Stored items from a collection
════════════════
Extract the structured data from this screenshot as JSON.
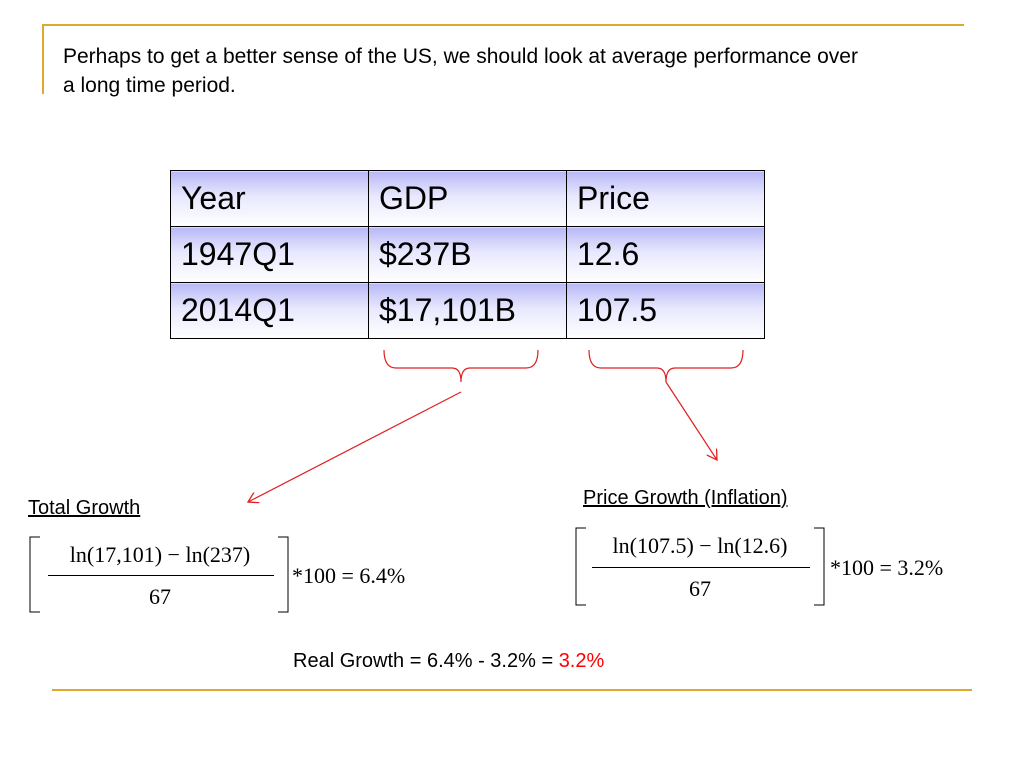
{
  "intro": "Perhaps to get a better sense of the US, we should look at average performance over a long time period.",
  "table": {
    "headers": [
      "Year",
      "GDP",
      "Price"
    ],
    "rows": [
      [
        "1947Q1",
        "$237B",
        "12.6"
      ],
      [
        "2014Q1",
        "$17,101B",
        "107.5"
      ]
    ]
  },
  "total_growth": {
    "label": "Total Growth",
    "numerator": "ln(17,101) − ln(237)",
    "denominator": "67",
    "result": "*100 = 6.4%"
  },
  "price_growth": {
    "label": "Price Growth (Inflation)",
    "numerator": "ln(107.5) − ln(12.6)",
    "denominator": "67",
    "result": "*100 = 3.2%"
  },
  "real_growth": {
    "text": "Real Growth = 6.4% - 3.2% = ",
    "value": "3.2%"
  },
  "colors": {
    "accent_rule": "#e0a830",
    "arrow": "#e02020",
    "highlight": "#ff0000",
    "table_header_gradient_top": "#b7b7f7"
  }
}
════════════════
### Exercise directions:
Read the entries and show each line that mentions "label".

### Correct response:
    "label": "Total Growth",
    "label": "Price Growth (Inflation)",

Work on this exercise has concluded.